▶ [Exercise objective]
Omit the images. Copy each entry word for word.

— start —

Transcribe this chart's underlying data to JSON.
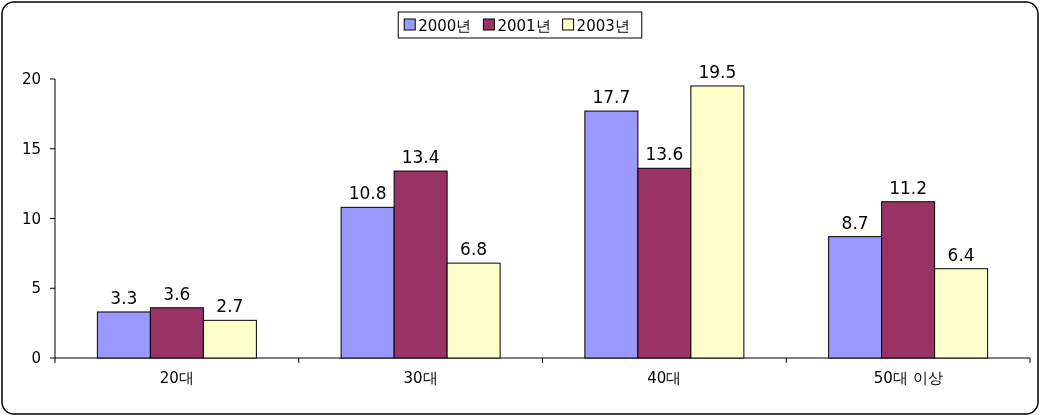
{
  "chart_data": {
    "type": "bar",
    "categories": [
      "20대",
      "30대",
      "40대",
      "50대 이상"
    ],
    "series": [
      {
        "name": "2000년",
        "color": "#9999ff",
        "values": [
          3.3,
          10.8,
          17.7,
          8.7
        ]
      },
      {
        "name": "2001년",
        "color": "#993366",
        "values": [
          3.6,
          13.4,
          13.6,
          11.2
        ]
      },
      {
        "name": "2003년",
        "color": "#ffffcc",
        "values": [
          2.7,
          6.8,
          19.5,
          6.4
        ]
      }
    ],
    "ylim": [
      0,
      20
    ],
    "yticks": [
      0,
      5,
      10,
      15,
      20
    ],
    "data_labels": true,
    "legend": "top"
  }
}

— end —

▶ [Worked answer]
Transcribe this chart's underlying data to JSON.
{
  "chart_data": {
    "type": "bar",
    "categories": [
      "20대",
      "30대",
      "40대",
      "50대 이상"
    ],
    "series": [
      {
        "name": "2000년",
        "color": "#9999ff",
        "values": [
          3.3,
          10.8,
          17.7,
          8.7
        ]
      },
      {
        "name": "2001년",
        "color": "#993366",
        "values": [
          3.6,
          13.4,
          13.6,
          11.2
        ]
      },
      {
        "name": "2003년",
        "color": "#ffffcc",
        "values": [
          2.7,
          6.8,
          19.5,
          6.4
        ]
      }
    ],
    "ylim": [
      0,
      20
    ],
    "yticks": [
      0,
      5,
      10,
      15,
      20
    ],
    "data_labels": true,
    "legend": "top"
  }
}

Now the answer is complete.